_RAW RECORDS_
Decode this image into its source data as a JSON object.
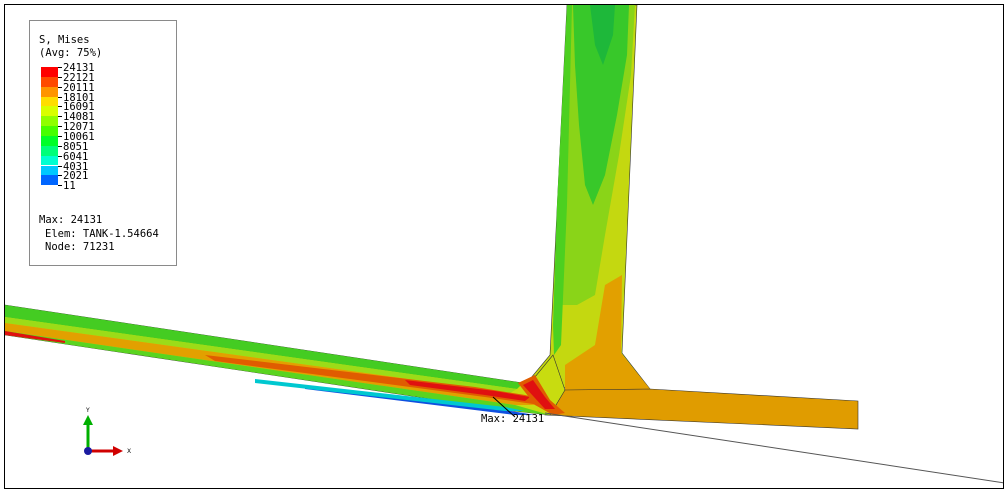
{
  "legend": {
    "title": "S, Mises",
    "subtitle": "(Avg: 75%)",
    "levels": [
      {
        "value": "24131",
        "color": "#ff0000"
      },
      {
        "value": "22121",
        "color": "#ff4a00"
      },
      {
        "value": "20111",
        "color": "#ff9400"
      },
      {
        "value": "18101",
        "color": "#ffdd00"
      },
      {
        "value": "16091",
        "color": "#d8ff00"
      },
      {
        "value": "14081",
        "color": "#8fff00"
      },
      {
        "value": "12071",
        "color": "#46ff00"
      },
      {
        "value": "10061",
        "color": "#00ff27"
      },
      {
        "value": "8051",
        "color": "#00ff7a"
      },
      {
        "value": "6041",
        "color": "#00ffd1"
      },
      {
        "value": "4031",
        "color": "#00c8ff"
      },
      {
        "value": "2021",
        "color": "#0066ff"
      },
      {
        "value": "11",
        "color": "#0000ff"
      }
    ],
    "max_line": "Max: 24131",
    "elem_line": "Elem: TANK-1.54664",
    "node_line": "Node: 71231"
  },
  "annotation": {
    "max_label": "Max: 24131"
  },
  "triad": {
    "y_label": "Y",
    "x_label": "X",
    "y_color": "#00b000",
    "x_color": "#d00000",
    "origin_color": "#1a1aa0"
  },
  "colors": {
    "green": "#3fd020",
    "dark_green": "#1ec028",
    "yellow_green": "#c8dc10",
    "light_green": "#90dc18",
    "orange": "#e2a000",
    "dark_orange": "#e06400",
    "red": "#e01010",
    "blue": "#1050e0"
  }
}
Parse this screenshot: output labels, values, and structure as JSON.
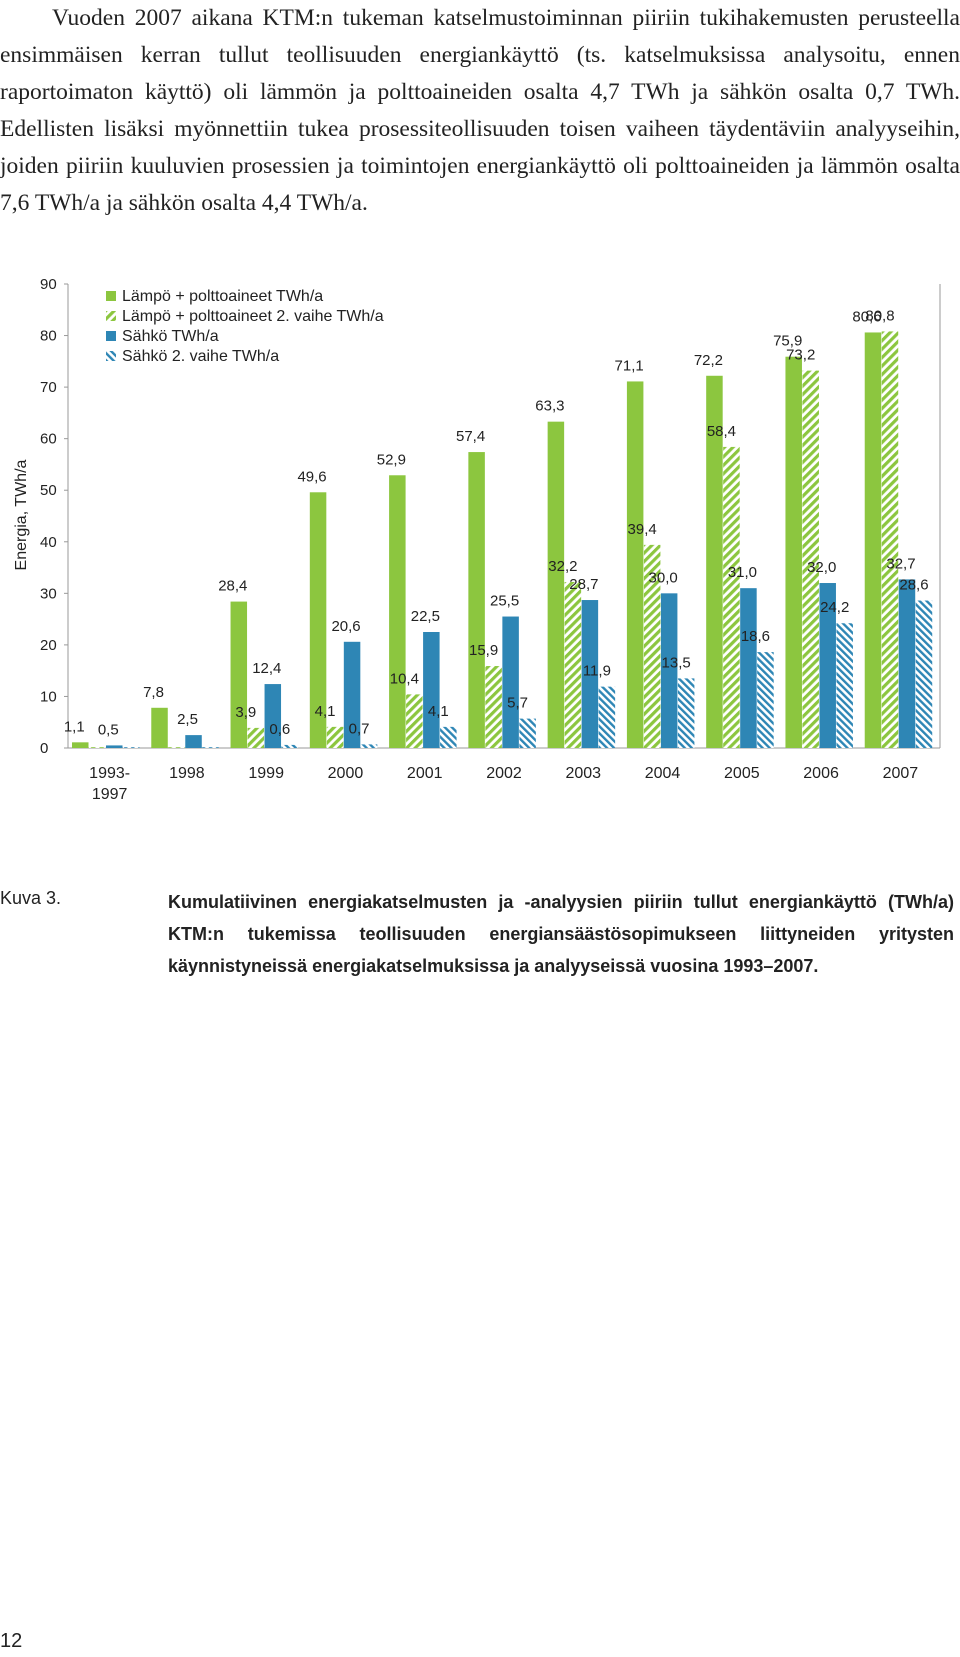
{
  "intro": {
    "text": "Vuoden 2007 aikana KTM:n tukeman katselmustoiminnan piiriin tukihakemusten perusteella ensimmäisen kerran tullut teollisuuden energiankäyttö (ts. katselmuksissa analysoitu, ennen raportoimaton käyttö) oli lämmön ja polttoaineiden osalta 4,7 TWh ja sähkön osalta 0,7 TWh. Edellisten lisäksi myönnettiin tukea prosessiteollisuuden toisen vaiheen täydentäviin analyyseihin, joiden piiriin kuuluvien prosessien ja toimintojen energiankäyttö oli polttoaineiden ja lämmön osalta 7,6 TWh/a ja sähkön osalta 4,4 TWh/a."
  },
  "chart_data": {
    "type": "bar",
    "ylabel": "Energia, TWh/a",
    "xlabel": "",
    "ylim": [
      0,
      90
    ],
    "yticks": [
      "0",
      "10",
      "20",
      "30",
      "40",
      "50",
      "60",
      "70",
      "80",
      "90"
    ],
    "categories": [
      [
        "1993-",
        "1997"
      ],
      [
        "1998"
      ],
      [
        "1999"
      ],
      [
        "2000"
      ],
      [
        "2001"
      ],
      [
        "2002"
      ],
      [
        "2003"
      ],
      [
        "2004"
      ],
      [
        "2005"
      ],
      [
        "2006"
      ],
      [
        "2007"
      ]
    ],
    "legend_position": "top-left",
    "series": [
      {
        "name": "Lämpö + polttoaineet TWh/a",
        "style": "solid",
        "color": "#8cc63f",
        "values": [
          1.1,
          7.8,
          28.4,
          49.6,
          52.9,
          57.4,
          63.3,
          71.1,
          72.2,
          75.9,
          80.6
        ],
        "labels": [
          "1,1",
          "7,8",
          "28,4",
          "49,6",
          "52,9",
          "57,4",
          "63,3",
          "71,1",
          "72,2",
          "75,9",
          "80,6"
        ]
      },
      {
        "name": "Lämpö + polttoaineet 2. vaihe TWh/a",
        "style": "hatched",
        "color": "#8cc63f",
        "values": [
          0,
          0,
          3.9,
          4.1,
          10.4,
          15.9,
          32.2,
          39.4,
          58.4,
          73.2,
          80.8
        ],
        "labels": [
          "",
          "",
          "3,9",
          "4,1",
          "10,4",
          "15,9",
          "32,2",
          "39,4",
          "58,4",
          "73,2",
          "80,8"
        ]
      },
      {
        "name": "Sähkö TWh/a",
        "style": "solid",
        "color": "#2e86b5",
        "values": [
          0.5,
          2.5,
          12.4,
          20.6,
          22.5,
          25.5,
          28.7,
          30.0,
          31.0,
          32.0,
          32.7
        ],
        "labels": [
          "0,5",
          "2,5",
          "12,4",
          "20,6",
          "22,5",
          "25,5",
          "28,7",
          "30,0",
          "31,0",
          "32,0",
          "32,7"
        ]
      },
      {
        "name": "Sähkö 2. vaihe TWh/a",
        "style": "hatched",
        "color": "#2e86b5",
        "values": [
          0,
          0,
          0.6,
          0.7,
          4.1,
          5.7,
          11.9,
          13.5,
          18.6,
          24.2,
          28.6
        ],
        "labels": [
          "",
          "",
          "0,6",
          "0,7",
          "4,1",
          "5,7",
          "11,9",
          "13,5",
          "18,6",
          "24,2",
          "28,6"
        ]
      }
    ]
  },
  "caption": {
    "label": "Kuva 3.",
    "text": "Kumulatiivinen energiakatselmusten ja -analyysien piiriin tullut energiankäyttö (TWh/a) KTM:n tukemissa teollisuuden energiansäästösopimukseen liittyneiden yritysten käynnistyneissä energiakatselmuksissa ja analyyseissä vuosina 1993–2007."
  },
  "page": {
    "number": "12"
  }
}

_TASK_
Without the pictures, return the entries exactly as they appear.

_CORRECT RESULT_
Decode this image into its source data as a JSON object.
{
  "legend": {
    "title": "S, Mises",
    "subtitle": "(Avg: 75%)",
    "levels": [
      {
        "value": "24131",
        "color": "#ff0000"
      },
      {
        "value": "22121",
        "color": "#ff4a00"
      },
      {
        "value": "20111",
        "color": "#ff9400"
      },
      {
        "value": "18101",
        "color": "#ffdd00"
      },
      {
        "value": "16091",
        "color": "#d8ff00"
      },
      {
        "value": "14081",
        "color": "#8fff00"
      },
      {
        "value": "12071",
        "color": "#46ff00"
      },
      {
        "value": "10061",
        "color": "#00ff27"
      },
      {
        "value": "8051",
        "color": "#00ff7a"
      },
      {
        "value": "6041",
        "color": "#00ffd1"
      },
      {
        "value": "4031",
        "color": "#00c8ff"
      },
      {
        "value": "2021",
        "color": "#0066ff"
      },
      {
        "value": "11",
        "color": "#0000ff"
      }
    ],
    "max_line": "Max: 24131",
    "elem_line": "Elem: TANK-1.54664",
    "node_line": "Node: 71231"
  },
  "annotation": {
    "max_label": "Max: 24131"
  },
  "triad": {
    "y_label": "Y",
    "x_label": "X",
    "y_color": "#00b000",
    "x_color": "#d00000",
    "origin_color": "#1a1aa0"
  },
  "colors": {
    "green": "#3fd020",
    "dark_green": "#1ec028",
    "yellow_green": "#c8dc10",
    "light_green": "#90dc18",
    "orange": "#e2a000",
    "dark_orange": "#e06400",
    "red": "#e01010",
    "blue": "#1050e0"
  }
}
Parse this screenshot: output labels, values, and structure as JSON.
{
  "intro": {
    "text": "Vuoden 2007 aikana KTM:n tukeman katselmustoiminnan piiriin tukihakemusten perusteella ensimmäisen kerran tullut teollisuuden energiankäyttö (ts. katselmuksissa analysoitu, ennen raportoimaton käyttö) oli lämmön ja polttoaineiden osalta 4,7 TWh ja sähkön osalta 0,7 TWh. Edellisten lisäksi myönnettiin tukea prosessiteollisuuden toisen vaiheen täydentäviin analyyseihin, joiden piiriin kuuluvien prosessien ja toimintojen energiankäyttö oli polttoaineiden ja lämmön osalta 7,6 TWh/a ja sähkön osalta 4,4 TWh/a."
  },
  "chart_data": {
    "type": "bar",
    "ylabel": "Energia, TWh/a",
    "xlabel": "",
    "ylim": [
      0,
      90
    ],
    "yticks": [
      "0",
      "10",
      "20",
      "30",
      "40",
      "50",
      "60",
      "70",
      "80",
      "90"
    ],
    "categories": [
      [
        "1993-",
        "1997"
      ],
      [
        "1998"
      ],
      [
        "1999"
      ],
      [
        "2000"
      ],
      [
        "2001"
      ],
      [
        "2002"
      ],
      [
        "2003"
      ],
      [
        "2004"
      ],
      [
        "2005"
      ],
      [
        "2006"
      ],
      [
        "2007"
      ]
    ],
    "legend_position": "top-left",
    "series": [
      {
        "name": "Lämpö + polttoaineet TWh/a",
        "style": "solid",
        "color": "#8cc63f",
        "values": [
          1.1,
          7.8,
          28.4,
          49.6,
          52.9,
          57.4,
          63.3,
          71.1,
          72.2,
          75.9,
          80.6
        ],
        "labels": [
          "1,1",
          "7,8",
          "28,4",
          "49,6",
          "52,9",
          "57,4",
          "63,3",
          "71,1",
          "72,2",
          "75,9",
          "80,6"
        ]
      },
      {
        "name": "Lämpö + polttoaineet 2. vaihe TWh/a",
        "style": "hatched",
        "color": "#8cc63f",
        "values": [
          0,
          0,
          3.9,
          4.1,
          10.4,
          15.9,
          32.2,
          39.4,
          58.4,
          73.2,
          80.8
        ],
        "labels": [
          "",
          "",
          "3,9",
          "4,1",
          "10,4",
          "15,9",
          "32,2",
          "39,4",
          "58,4",
          "73,2",
          "80,8"
        ]
      },
      {
        "name": "Sähkö TWh/a",
        "style": "solid",
        "color": "#2e86b5",
        "values": [
          0.5,
          2.5,
          12.4,
          20.6,
          22.5,
          25.5,
          28.7,
          30.0,
          31.0,
          32.0,
          32.7
        ],
        "labels": [
          "0,5",
          "2,5",
          "12,4",
          "20,6",
          "22,5",
          "25,5",
          "28,7",
          "30,0",
          "31,0",
          "32,0",
          "32,7"
        ]
      },
      {
        "name": "Sähkö 2. vaihe TWh/a",
        "style": "hatched",
        "color": "#2e86b5",
        "values": [
          0,
          0,
          0.6,
          0.7,
          4.1,
          5.7,
          11.9,
          13.5,
          18.6,
          24.2,
          28.6
        ],
        "labels": [
          "",
          "",
          "0,6",
          "0,7",
          "4,1",
          "5,7",
          "11,9",
          "13,5",
          "18,6",
          "24,2",
          "28,6"
        ]
      }
    ]
  },
  "caption": {
    "label": "Kuva 3.",
    "text": "Kumulatiivinen energiakatselmusten ja -analyysien piiriin tullut energiankäyttö (TWh/a) KTM:n tukemissa teollisuuden energiansäästösopimukseen liittyneiden yritysten käynnistyneissä energiakatselmuksissa ja analyyseissä vuosina 1993–2007."
  },
  "page": {
    "number": "12"
  }
}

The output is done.